• [DATA LINES]
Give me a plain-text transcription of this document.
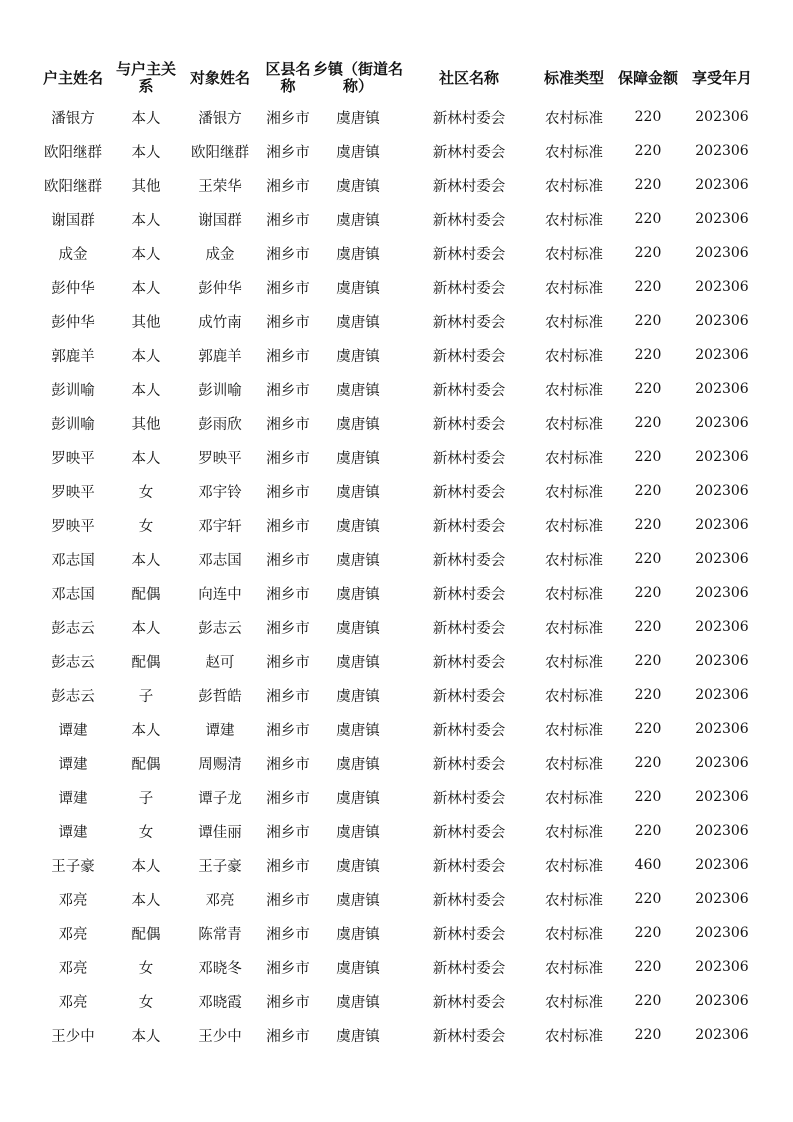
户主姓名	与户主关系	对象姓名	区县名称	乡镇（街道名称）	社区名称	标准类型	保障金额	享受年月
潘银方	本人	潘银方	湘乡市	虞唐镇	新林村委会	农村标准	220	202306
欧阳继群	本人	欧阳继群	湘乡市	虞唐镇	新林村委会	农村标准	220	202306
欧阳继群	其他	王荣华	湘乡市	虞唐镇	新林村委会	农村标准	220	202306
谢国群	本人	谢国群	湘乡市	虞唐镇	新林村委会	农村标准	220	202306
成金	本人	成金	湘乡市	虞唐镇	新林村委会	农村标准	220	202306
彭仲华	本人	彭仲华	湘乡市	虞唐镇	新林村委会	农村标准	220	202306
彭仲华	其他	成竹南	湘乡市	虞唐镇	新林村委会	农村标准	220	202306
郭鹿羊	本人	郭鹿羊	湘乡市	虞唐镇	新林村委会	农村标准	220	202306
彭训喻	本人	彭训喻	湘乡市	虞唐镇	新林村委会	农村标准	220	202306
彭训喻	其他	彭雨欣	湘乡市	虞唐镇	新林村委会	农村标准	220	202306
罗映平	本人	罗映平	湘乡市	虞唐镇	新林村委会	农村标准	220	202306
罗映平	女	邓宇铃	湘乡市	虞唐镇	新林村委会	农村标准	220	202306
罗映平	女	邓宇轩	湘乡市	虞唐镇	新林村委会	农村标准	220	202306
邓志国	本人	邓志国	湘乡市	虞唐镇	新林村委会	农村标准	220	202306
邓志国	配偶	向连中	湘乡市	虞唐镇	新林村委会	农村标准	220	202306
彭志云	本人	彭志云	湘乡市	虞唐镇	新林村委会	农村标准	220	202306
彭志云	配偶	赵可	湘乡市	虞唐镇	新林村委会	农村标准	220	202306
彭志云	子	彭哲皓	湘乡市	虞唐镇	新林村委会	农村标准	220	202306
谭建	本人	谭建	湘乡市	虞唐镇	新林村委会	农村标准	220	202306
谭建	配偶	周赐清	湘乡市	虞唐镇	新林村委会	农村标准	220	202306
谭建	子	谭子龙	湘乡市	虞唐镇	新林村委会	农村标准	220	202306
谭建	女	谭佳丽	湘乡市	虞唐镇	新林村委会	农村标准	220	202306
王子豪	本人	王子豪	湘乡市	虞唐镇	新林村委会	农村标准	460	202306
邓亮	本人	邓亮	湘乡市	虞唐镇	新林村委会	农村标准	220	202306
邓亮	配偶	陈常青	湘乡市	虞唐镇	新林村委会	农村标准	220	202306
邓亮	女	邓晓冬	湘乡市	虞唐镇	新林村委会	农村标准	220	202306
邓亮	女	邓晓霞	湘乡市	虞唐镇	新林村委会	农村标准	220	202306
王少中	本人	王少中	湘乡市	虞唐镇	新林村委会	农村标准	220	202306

• [SHORT TASK]
All of the entries above should be copied exactly, except for the pictures.

• [OUTPUT OF THE TASK]
Give me a plain-text transcription of this document.
户主姓名	与户主关系	对象姓名	区县名称	乡镇（街道名称）	社区名称	标准类型	保障金额	享受年月
潘银方	本人	潘银方	湘乡市	虞唐镇	新林村委会	农村标准	220	202306
欧阳继群	本人	欧阳继群	湘乡市	虞唐镇	新林村委会	农村标准	220	202306
欧阳继群	其他	王荣华	湘乡市	虞唐镇	新林村委会	农村标准	220	202306
谢国群	本人	谢国群	湘乡市	虞唐镇	新林村委会	农村标准	220	202306
成金	本人	成金	湘乡市	虞唐镇	新林村委会	农村标准	220	202306
彭仲华	本人	彭仲华	湘乡市	虞唐镇	新林村委会	农村标准	220	202306
彭仲华	其他	成竹南	湘乡市	虞唐镇	新林村委会	农村标准	220	202306
郭鹿羊	本人	郭鹿羊	湘乡市	虞唐镇	新林村委会	农村标准	220	202306
彭训喻	本人	彭训喻	湘乡市	虞唐镇	新林村委会	农村标准	220	202306
彭训喻	其他	彭雨欣	湘乡市	虞唐镇	新林村委会	农村标准	220	202306
罗映平	本人	罗映平	湘乡市	虞唐镇	新林村委会	农村标准	220	202306
罗映平	女	邓宇铃	湘乡市	虞唐镇	新林村委会	农村标准	220	202306
罗映平	女	邓宇轩	湘乡市	虞唐镇	新林村委会	农村标准	220	202306
邓志国	本人	邓志国	湘乡市	虞唐镇	新林村委会	农村标准	220	202306
邓志国	配偶	向连中	湘乡市	虞唐镇	新林村委会	农村标准	220	202306
彭志云	本人	彭志云	湘乡市	虞唐镇	新林村委会	农村标准	220	202306
彭志云	配偶	赵可	湘乡市	虞唐镇	新林村委会	农村标准	220	202306
彭志云	子	彭哲皓	湘乡市	虞唐镇	新林村委会	农村标准	220	202306
谭建	本人	谭建	湘乡市	虞唐镇	新林村委会	农村标准	220	202306
谭建	配偶	周赐清	湘乡市	虞唐镇	新林村委会	农村标准	220	202306
谭建	子	谭子龙	湘乡市	虞唐镇	新林村委会	农村标准	220	202306
谭建	女	谭佳丽	湘乡市	虞唐镇	新林村委会	农村标准	220	202306
王子豪	本人	王子豪	湘乡市	虞唐镇	新林村委会	农村标准	460	202306
邓亮	本人	邓亮	湘乡市	虞唐镇	新林村委会	农村标准	220	202306
邓亮	配偶	陈常青	湘乡市	虞唐镇	新林村委会	农村标准	220	202306
邓亮	女	邓晓冬	湘乡市	虞唐镇	新林村委会	农村标准	220	202306
邓亮	女	邓晓霞	湘乡市	虞唐镇	新林村委会	农村标准	220	202306
王少中	本人	王少中	湘乡市	虞唐镇	新林村委会	农村标准	220	202306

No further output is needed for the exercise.